(Records contained in a dataset)

__________

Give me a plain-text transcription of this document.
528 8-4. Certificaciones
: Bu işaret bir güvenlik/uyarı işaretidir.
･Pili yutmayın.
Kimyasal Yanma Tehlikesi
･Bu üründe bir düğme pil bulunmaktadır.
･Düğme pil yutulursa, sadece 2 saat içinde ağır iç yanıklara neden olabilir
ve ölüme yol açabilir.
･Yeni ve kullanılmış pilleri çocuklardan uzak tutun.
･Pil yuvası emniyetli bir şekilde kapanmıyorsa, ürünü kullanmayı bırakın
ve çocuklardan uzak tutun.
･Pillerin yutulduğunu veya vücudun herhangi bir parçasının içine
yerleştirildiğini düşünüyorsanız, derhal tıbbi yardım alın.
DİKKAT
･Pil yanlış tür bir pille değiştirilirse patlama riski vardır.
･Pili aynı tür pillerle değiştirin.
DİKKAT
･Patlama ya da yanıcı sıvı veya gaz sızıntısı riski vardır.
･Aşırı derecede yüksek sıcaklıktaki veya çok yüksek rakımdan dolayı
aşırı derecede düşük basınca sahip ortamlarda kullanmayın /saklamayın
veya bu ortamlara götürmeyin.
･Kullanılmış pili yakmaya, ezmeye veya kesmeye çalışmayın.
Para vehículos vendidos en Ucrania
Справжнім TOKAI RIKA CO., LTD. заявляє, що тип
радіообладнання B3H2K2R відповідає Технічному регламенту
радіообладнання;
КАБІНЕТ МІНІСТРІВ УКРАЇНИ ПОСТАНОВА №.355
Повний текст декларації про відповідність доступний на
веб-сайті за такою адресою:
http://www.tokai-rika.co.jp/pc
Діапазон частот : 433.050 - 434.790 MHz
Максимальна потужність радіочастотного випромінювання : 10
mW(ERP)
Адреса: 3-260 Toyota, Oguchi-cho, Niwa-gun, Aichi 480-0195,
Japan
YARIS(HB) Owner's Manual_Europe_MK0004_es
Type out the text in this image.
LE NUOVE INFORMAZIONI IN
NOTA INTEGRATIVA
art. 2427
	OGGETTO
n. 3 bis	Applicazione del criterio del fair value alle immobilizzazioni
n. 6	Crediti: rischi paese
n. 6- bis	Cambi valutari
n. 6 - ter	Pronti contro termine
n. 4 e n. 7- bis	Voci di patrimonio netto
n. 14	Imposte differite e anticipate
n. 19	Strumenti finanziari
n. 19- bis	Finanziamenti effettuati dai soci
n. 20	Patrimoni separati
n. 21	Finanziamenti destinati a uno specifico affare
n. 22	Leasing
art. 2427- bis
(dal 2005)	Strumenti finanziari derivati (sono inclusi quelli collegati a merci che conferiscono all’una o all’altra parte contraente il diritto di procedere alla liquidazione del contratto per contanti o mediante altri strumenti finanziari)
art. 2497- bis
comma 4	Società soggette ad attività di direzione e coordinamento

__________

Your goal: Pick out the lines that have the word "text". Copy them all.

Response:
Give me a plain-text transcription of this document.
Type out the text in this image.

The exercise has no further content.